Your objective. Wherever "words" appears in a line, copy that line.
__________________________________________________
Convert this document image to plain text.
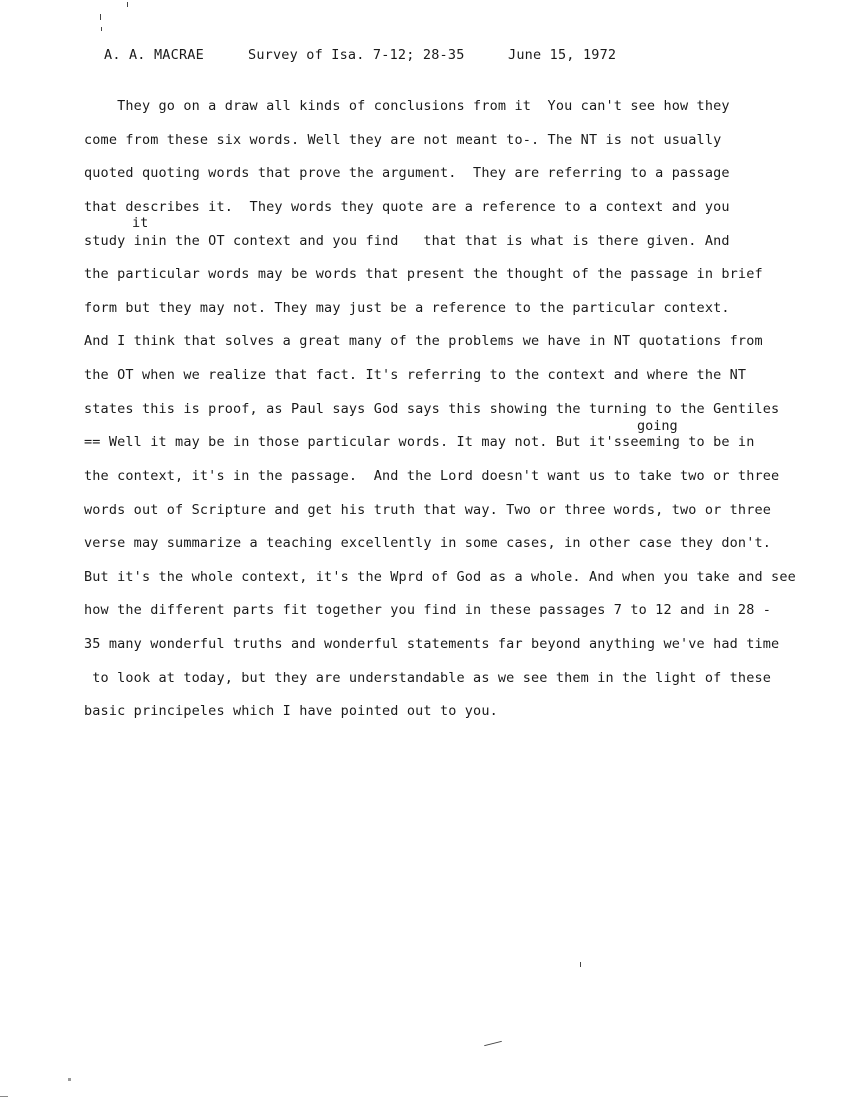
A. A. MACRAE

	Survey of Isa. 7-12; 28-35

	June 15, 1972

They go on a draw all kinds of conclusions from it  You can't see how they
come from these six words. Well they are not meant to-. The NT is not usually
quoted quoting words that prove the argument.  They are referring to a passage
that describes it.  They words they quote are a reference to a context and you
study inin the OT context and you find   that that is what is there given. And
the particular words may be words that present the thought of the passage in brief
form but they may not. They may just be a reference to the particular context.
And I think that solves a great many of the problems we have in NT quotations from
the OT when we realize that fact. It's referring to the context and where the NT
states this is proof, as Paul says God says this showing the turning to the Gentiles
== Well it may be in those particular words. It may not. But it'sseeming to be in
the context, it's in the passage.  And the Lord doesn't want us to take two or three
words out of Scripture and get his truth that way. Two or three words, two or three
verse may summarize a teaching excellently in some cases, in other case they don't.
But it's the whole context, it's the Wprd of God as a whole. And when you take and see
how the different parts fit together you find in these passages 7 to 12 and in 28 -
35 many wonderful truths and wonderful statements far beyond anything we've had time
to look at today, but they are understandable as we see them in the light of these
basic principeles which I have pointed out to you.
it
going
__________________________________________________
The solution.
come from these six words. Well they are not meant to-. The NT is not usually
quoted quoting words that prove the argument.  They are referring to a passage
that describes it.  They words they quote are a reference to a context and you
the particular words may be words that present the thought of the passage in brief
== Well it may be in those particular words. It may not. But it'sseeming to be in
words out of Scripture and get his truth that way. Two or three words, two or three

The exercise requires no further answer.